• **Required work**:
Search the entries for the word "chart" and return every line where it is found.

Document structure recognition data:

○ ○ ○ ○ ○

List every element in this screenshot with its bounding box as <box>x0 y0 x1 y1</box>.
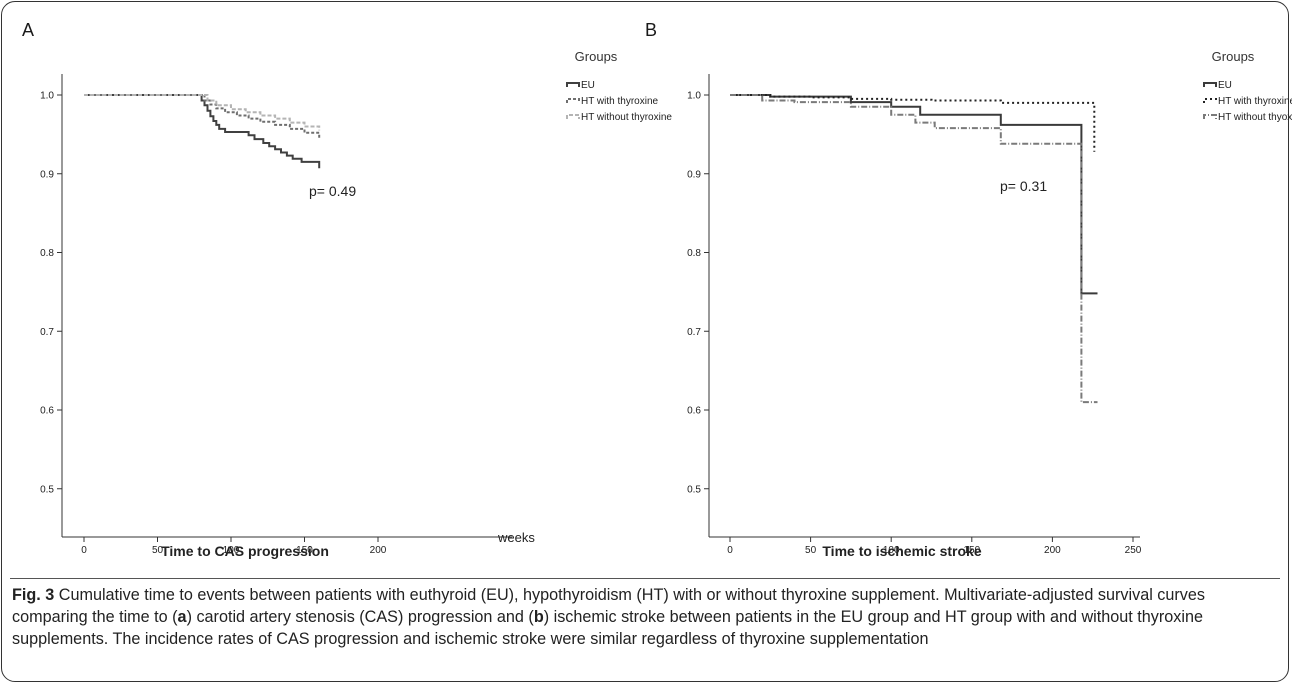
panel-letter-b: B <box>645 20 658 40</box>
y-tick-label: 0.7 <box>687 327 701 338</box>
caption-text-2: ) carotid artery stenosis (CAS) progress… <box>186 608 534 626</box>
x-tick-label: 250 <box>1125 545 1142 556</box>
x-axis-label-b: Time to ischemic stroke <box>822 543 981 559</box>
y-tick-label: 0.8 <box>687 248 701 259</box>
panel-letter-a: A <box>22 20 35 40</box>
curves-a <box>84 94 321 169</box>
legend-swatch <box>566 82 580 87</box>
survival-curve-ht-with-thyroxine <box>84 94 321 140</box>
survival-curve-ht-with-thyroxine <box>730 94 1096 152</box>
curves-b <box>730 94 1098 404</box>
legend-label: HT with thyroxine <box>581 96 659 107</box>
legend-title-a: Groups <box>575 49 618 64</box>
x-tick-label: 150 <box>963 545 980 556</box>
ticks-b: 0 50 100 150 200 250 1.0 0.9 0.8 0.7 0.6 0.5 <box>687 91 1142 557</box>
y-tick-label: 0.6 <box>687 406 701 417</box>
legend-swatch <box>1203 82 1217 87</box>
figure-svg: 0 50 100 150 200 1.0 0.9 0.8 0.7 0.6 0.5 Groups EU… <box>40 49 1292 559</box>
legend-label: HT without thyroxine <box>581 112 672 123</box>
caption-bold-a: a <box>177 608 187 626</box>
legend-label: EU <box>1218 80 1232 91</box>
y-tick-label: 0.9 <box>687 169 701 180</box>
y-tick-label: 0.9 <box>40 169 54 180</box>
caption-text-3: ) ischemic stroke between patients in th… <box>12 608 1203 648</box>
x-tick-label: 150 <box>296 545 313 556</box>
y-tick-label: 0.8 <box>40 248 54 259</box>
y-tick-label: 1.0 <box>40 91 54 102</box>
x-tick-label: 0 <box>727 545 733 556</box>
x-tick-label: 200 <box>1044 545 1061 556</box>
x-tick-label: 50 <box>152 545 164 556</box>
legend-label: EU <box>581 80 595 91</box>
x-tick-label: 100 <box>223 545 240 556</box>
caption-divider <box>10 578 1280 579</box>
legend-label: HT without thyoxine <box>1218 112 1292 123</box>
caption-bold-b: b <box>533 608 544 626</box>
survival-curve-eu <box>84 94 321 169</box>
caption-fig-label: Fig. 3 <box>12 586 55 604</box>
y-tick-label: 0.5 <box>40 484 54 495</box>
y-tick-label: 0.7 <box>40 327 54 338</box>
x-axis-label-a: Time to CAS progression <box>161 543 329 559</box>
caption-text-1: Cumulative time to events between patien… <box>12 586 1205 626</box>
legend-b: EU HT with thyroxine HT without thyoxine <box>1203 80 1292 123</box>
survival-curve-eu <box>730 94 1098 295</box>
chart-panel-b: 0 50 100 150 200 250 1.0 0.9 0.8 0.7 0.6 0.5 Groups… <box>687 49 1292 559</box>
x-axis-unit-a: weeks <box>497 530 535 545</box>
x-tick-label: 100 <box>883 545 900 556</box>
x-tick-label: 0 <box>81 545 87 556</box>
legend-swatch <box>1203 98 1217 103</box>
legend-swatch <box>1203 114 1217 119</box>
p-value-a: p= 0.49 <box>309 183 356 199</box>
p-value-b: p= 0.31 <box>1000 178 1047 194</box>
chart-panel-a: 0 50 100 150 200 1.0 0.9 0.8 0.7 0.6 0.5 Groups EU… <box>40 49 672 559</box>
legend-title-b: Groups <box>1212 49 1255 64</box>
legend-a: EU HT with thyroxine HT without thyroxine <box>566 80 672 123</box>
figure-caption: Fig. 3 Cumulative time to events between… <box>12 584 1277 650</box>
y-tick-label: 0.5 <box>687 484 701 495</box>
legend-swatch <box>566 114 580 119</box>
ticks-a: 0 50 100 150 200 1.0 0.9 0.8 0.7 0.6 0.5 <box>40 91 387 557</box>
x-tick-label: 200 <box>370 545 387 556</box>
survival-curve-ht-without-thyroxine <box>84 94 321 131</box>
y-tick-label: 1.0 <box>687 91 701 102</box>
x-tick-label: 50 <box>805 545 817 556</box>
legend-label: HT with thyroxine <box>1218 96 1292 107</box>
survival-curve-ht-without-thyoxine <box>730 94 1098 404</box>
y-tick-label: 0.6 <box>40 406 54 417</box>
legend-swatch <box>566 98 580 103</box>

○ ○ ○ ○ ○

• **Response**:
chart-panel-b: 0 50 100 150 200 250 1.0 0.9 0.8 0.7 0.6 0.5 Groups… <box>687 49 1292 559</box>
chart-panel-a: 0 50 100 150 200 1.0 0.9 0.8 0.7 0.6 0.5 Groups EU… <box>40 49 672 559</box>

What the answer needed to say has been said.